Selected passage –
Making the Best of the Economic Downturn - Part 3 - Shop in Your Customer's Shoes

 

In our last post, we said that your best response to the new marketing landscape — depressed economy, reduced purchasing, more careful customers and more timid competitors -- is to take proactive measures to ensure that when those more careful customers compare you with your more timid competitors, you'll be their supplier of choice.

But how can you know what proactive measures to take?  Put yourself in the place of a potential customer.  One who has a need for something in your category -- a strong enough need for them to make a purchase despite the fact that times are tight.  Because times are tight, they'll be more careful in their selection.  They'll be less likely to shop where they've shopped before.  Hoping to minimize costs, they'll take a fresh look at the field.

That is, they'll take a fresh look at your competitors — and you.  (This is true of new customers, your competitors' customers and your current customers.)  When they make this comparison, what will they be looking for?  And what will they find?

Prompt 1 – Reproduce the passage of the economic downturn post starting at "Making the Best" and ending at "supplier of choice.".
Prompt 2 – Resume the economic downturn post from the point where it stops.

Material –
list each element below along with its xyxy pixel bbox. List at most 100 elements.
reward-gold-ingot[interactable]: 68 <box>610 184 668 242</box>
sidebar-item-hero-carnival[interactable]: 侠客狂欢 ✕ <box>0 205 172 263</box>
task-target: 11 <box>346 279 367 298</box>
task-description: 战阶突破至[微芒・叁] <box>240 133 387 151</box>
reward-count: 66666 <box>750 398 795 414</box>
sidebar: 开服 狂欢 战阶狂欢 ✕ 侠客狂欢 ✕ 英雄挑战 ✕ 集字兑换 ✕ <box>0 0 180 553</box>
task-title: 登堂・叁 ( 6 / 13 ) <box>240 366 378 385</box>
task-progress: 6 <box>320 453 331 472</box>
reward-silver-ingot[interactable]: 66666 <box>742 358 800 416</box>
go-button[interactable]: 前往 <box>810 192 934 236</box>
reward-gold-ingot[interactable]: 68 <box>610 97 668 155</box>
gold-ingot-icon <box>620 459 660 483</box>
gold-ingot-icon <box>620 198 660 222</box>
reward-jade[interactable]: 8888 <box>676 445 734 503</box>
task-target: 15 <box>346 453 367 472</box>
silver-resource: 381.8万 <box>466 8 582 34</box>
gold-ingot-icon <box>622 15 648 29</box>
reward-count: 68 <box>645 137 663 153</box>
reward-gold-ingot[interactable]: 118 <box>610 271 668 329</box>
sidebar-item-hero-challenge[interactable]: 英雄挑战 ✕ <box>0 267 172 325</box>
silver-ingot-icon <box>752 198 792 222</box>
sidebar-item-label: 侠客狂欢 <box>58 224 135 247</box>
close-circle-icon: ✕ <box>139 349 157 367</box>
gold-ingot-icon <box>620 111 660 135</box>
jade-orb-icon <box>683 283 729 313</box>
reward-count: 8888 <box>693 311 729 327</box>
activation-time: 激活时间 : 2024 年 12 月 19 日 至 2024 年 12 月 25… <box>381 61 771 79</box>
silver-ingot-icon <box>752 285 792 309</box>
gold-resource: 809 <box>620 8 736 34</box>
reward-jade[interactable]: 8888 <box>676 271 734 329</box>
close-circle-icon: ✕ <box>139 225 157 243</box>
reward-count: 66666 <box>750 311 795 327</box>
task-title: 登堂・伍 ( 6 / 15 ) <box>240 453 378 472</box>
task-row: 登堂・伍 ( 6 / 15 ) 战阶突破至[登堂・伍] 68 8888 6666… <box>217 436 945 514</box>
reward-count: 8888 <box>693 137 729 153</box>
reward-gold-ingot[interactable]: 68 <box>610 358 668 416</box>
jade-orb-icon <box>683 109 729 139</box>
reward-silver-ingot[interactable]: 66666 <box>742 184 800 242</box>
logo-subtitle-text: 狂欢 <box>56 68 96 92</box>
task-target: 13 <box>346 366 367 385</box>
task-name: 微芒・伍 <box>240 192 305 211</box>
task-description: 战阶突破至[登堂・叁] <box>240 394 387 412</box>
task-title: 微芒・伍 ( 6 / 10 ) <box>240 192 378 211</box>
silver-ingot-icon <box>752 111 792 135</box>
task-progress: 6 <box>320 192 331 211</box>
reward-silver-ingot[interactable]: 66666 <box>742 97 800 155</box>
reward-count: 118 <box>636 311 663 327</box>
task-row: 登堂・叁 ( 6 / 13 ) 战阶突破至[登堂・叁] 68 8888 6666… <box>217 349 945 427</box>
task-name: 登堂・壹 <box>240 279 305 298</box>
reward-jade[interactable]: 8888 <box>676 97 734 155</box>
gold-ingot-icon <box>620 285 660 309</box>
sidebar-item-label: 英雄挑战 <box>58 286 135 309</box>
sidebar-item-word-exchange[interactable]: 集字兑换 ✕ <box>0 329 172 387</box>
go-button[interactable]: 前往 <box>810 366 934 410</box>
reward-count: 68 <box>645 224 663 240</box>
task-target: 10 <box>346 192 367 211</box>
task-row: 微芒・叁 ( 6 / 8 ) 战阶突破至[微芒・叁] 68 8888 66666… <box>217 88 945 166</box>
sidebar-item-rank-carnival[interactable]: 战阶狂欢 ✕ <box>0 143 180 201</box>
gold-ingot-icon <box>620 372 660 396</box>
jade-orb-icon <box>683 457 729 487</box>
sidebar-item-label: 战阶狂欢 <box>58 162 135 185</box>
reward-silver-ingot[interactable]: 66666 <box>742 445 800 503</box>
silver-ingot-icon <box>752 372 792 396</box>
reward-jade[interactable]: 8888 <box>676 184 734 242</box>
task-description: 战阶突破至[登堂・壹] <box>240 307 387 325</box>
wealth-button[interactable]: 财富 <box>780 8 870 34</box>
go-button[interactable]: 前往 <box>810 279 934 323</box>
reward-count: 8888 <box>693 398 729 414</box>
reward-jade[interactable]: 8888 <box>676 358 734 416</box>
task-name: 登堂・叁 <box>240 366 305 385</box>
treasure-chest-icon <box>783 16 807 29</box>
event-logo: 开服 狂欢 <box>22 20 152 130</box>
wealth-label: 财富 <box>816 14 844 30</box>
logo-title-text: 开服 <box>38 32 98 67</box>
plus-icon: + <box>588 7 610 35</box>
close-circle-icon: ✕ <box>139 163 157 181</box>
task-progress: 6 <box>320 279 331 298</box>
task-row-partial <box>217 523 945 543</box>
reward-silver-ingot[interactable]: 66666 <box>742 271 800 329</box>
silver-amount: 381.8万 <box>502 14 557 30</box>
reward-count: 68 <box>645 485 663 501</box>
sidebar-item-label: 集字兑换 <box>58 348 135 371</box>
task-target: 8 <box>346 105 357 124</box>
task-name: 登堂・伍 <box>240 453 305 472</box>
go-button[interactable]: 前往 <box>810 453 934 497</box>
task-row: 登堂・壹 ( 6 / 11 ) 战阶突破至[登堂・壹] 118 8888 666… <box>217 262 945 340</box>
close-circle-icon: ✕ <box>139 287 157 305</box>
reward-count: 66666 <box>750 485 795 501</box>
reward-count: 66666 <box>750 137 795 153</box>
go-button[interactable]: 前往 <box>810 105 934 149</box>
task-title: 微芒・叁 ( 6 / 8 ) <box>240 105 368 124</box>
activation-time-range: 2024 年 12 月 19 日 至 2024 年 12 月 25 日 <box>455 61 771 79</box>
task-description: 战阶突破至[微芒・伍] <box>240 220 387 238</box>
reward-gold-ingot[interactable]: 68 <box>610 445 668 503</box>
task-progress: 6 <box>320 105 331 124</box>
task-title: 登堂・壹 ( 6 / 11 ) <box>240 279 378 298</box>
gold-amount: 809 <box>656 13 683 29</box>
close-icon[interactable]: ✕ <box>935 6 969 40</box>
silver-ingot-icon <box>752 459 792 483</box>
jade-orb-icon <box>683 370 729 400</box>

Final result 1 –
Making the Best of the Economic Downturn - Part 3 - Shop in Your Customer's Shoes

 

In our last post, we said that your best response to the new marketing landscape — depressed economy, reduced purchasing, more careful customers and more timid competitors -- is to take proactive measures to ensure that when those more careful customers compare you with your more timid competitors, you'll be their supplier of choice.

Final result 2 –
Very likely, their search will begin (and perhaps end) on the Web.  So first make sure that one of the things they find is your website.  There's an old saying, out of sight, out of mind.  Today's version is, out of Google, out of business.

Amazingly, considering all the SEO, marketing and web design firms as well as business writers out there, this phrase is not in Google at the time of writing (October, 2008).  This is proof that with all the myriad marketing messages pouring out each day, someone with originality and insight can still say something new and noteworthy.

Okay, so they find your website, and they find the websites of your competitors.  What will your competitors' websites look like?  Probably pretty much the way they do now, except perhaps for lower prices and special offers.  As we said, most of your competitors will probably try to "wait it out."  The more severe the downturn, the more likely they'll do nothing.  They'll wait for the good times to somehow return.

But the good times may not return to them.  Not if you grab their customers now.  And it's much easier to be competitive now.  When the market is hot, it's hard to out-maneuver competitors because you don't know what they're about to do.  Everyone is making moves.  But when the market is down, most companies go into slow motion, so if you don't, you've got the dance floor to yourself and can dance circles around your competition.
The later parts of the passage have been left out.